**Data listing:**
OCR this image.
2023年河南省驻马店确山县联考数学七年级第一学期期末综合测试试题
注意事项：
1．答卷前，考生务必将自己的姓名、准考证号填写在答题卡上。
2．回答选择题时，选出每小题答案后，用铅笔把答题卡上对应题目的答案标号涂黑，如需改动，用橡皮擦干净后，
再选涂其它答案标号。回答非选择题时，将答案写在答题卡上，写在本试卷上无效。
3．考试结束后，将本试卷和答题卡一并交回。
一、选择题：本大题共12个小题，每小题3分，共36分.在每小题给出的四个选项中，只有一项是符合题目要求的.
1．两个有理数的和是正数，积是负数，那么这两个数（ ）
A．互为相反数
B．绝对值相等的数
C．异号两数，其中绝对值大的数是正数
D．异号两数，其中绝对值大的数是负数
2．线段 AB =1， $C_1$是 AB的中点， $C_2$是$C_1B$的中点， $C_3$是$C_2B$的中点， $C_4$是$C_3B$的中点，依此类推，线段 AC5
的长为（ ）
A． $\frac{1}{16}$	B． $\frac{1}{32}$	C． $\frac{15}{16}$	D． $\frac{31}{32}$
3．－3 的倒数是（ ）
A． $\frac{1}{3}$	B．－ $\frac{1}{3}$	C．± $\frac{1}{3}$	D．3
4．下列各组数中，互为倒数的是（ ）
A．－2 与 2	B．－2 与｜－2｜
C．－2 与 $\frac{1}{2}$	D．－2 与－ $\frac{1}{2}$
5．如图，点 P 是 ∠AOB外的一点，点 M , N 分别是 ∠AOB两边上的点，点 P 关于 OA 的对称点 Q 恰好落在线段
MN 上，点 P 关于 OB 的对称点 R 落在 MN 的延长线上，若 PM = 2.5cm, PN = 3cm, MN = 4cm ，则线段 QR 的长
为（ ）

**WRITTEN INSTRUCTION:** Determine the count of lines in the data above with the string "异号两数" in them, and give that count alone.

**SOLUTION BELOW:** 2